Exercise objective -
Output all the material that follows, exactly as given.
--- START OF Task inputs ---
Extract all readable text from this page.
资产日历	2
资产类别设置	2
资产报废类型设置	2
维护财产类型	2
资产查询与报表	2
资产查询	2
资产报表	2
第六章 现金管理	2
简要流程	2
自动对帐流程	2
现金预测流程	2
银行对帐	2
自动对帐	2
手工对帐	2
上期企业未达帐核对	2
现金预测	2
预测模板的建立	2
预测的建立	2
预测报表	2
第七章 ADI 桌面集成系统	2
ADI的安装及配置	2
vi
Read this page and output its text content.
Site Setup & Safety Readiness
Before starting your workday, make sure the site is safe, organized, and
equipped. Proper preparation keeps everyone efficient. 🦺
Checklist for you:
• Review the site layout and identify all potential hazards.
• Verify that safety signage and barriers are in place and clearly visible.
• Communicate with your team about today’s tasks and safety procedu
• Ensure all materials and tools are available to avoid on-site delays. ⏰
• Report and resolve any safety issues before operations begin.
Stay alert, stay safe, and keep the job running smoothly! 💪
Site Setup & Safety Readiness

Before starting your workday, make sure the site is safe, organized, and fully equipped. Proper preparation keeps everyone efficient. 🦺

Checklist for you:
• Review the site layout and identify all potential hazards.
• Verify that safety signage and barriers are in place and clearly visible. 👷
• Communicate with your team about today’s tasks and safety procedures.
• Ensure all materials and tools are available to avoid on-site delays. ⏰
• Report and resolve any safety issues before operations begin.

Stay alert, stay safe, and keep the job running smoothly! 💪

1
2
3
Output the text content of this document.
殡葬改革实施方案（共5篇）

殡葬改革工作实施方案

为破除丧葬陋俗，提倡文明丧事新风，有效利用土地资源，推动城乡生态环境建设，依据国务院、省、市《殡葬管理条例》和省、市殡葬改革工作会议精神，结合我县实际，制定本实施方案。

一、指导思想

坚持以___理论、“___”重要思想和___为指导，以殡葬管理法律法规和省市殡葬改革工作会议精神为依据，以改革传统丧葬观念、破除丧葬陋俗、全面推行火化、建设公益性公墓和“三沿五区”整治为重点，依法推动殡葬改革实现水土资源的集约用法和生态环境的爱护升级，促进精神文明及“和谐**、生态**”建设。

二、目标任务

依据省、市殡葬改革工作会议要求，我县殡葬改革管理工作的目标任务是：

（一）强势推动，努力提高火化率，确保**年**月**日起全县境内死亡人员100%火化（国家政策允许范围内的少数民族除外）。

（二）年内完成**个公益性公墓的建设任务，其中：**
--- END OF Task inputs ---
Output -
Extract all readable text from this page.
资产日历	2
资产类别设置	2
资产报废类型设置	2
维护财产类型	2
资产查询与报表	2
资产查询	2
资产报表	2
第六章 现金管理	2
简要流程	2
自动对帐流程	2
现金预测流程	2
银行对帐	2
自动对帐	2
手工对帐	2
上期企业未达帐核对	2
现金预测	2
预测模板的建立	2
预测的建立	2
预测报表	2
第七章 ADI 桌面集成系统	2
ADI的安装及配置	2
vi
Read this page and output its text content.
Site Setup & Safety Readiness
Before starting your workday, make sure the site is safe, organized, and
equipped. Proper preparation keeps everyone efficient. 🦺
Checklist for you:
• Review the site layout and identify all potential hazards.
• Verify that safety signage and barriers are in place and clearly visible.
• Communicate with your team about today’s tasks and safety procedu
• Ensure all materials and tools are available to avoid on-site delays. ⏰
• Report and resolve any safety issues before operations begin.
Stay alert, stay safe, and keep the job running smoothly! 💪
Site Setup & Safety Readiness

Before starting your workday, make sure the site is safe, organized, and fully equipped. Proper preparation keeps everyone efficient. 🦺

Checklist for you:
• Review the site layout and identify all potential hazards.
• Verify that safety signage and barriers are in place and clearly visible. 👷
• Communicate with your team about today’s tasks and safety procedures.
• Ensure all materials and tools are available to avoid on-site delays. ⏰
• Report and resolve any safety issues before operations begin.

Stay alert, stay safe, and keep the job running smoothly! 💪

1
2
3
Output the text content of this document.
殡葬改革实施方案（共5篇）

殡葬改革工作实施方案

为破除丧葬陋俗，提倡文明丧事新风，有效利用土地资源，推动城乡生态环境建设，依据国务院、省、市《殡葬管理条例》和省、市殡葬改革工作会议精神，结合我县实际，制定本实施方案。

一、指导思想

坚持以___理论、“___”重要思想和___为指导，以殡葬管理法律法规和省市殡葬改革工作会议精神为依据，以改革传统丧葬观念、破除丧葬陋俗、全面推行火化、建设公益性公墓和“三沿五区”整治为重点，依法推动殡葬改革实现水土资源的集约用法和生态环境的爱护升级，促进精神文明及“和谐**、生态**”建设。

二、目标任务

依据省、市殡葬改革工作会议要求，我县殡葬改革管理工作的目标任务是：

（一）强势推动，努力提高火化率，确保**年**月**日起全县境内死亡人员100%火化（国家政策允许范围内的少数民族除外）。

（二）年内完成**个公益性公墓的建设任务，其中：**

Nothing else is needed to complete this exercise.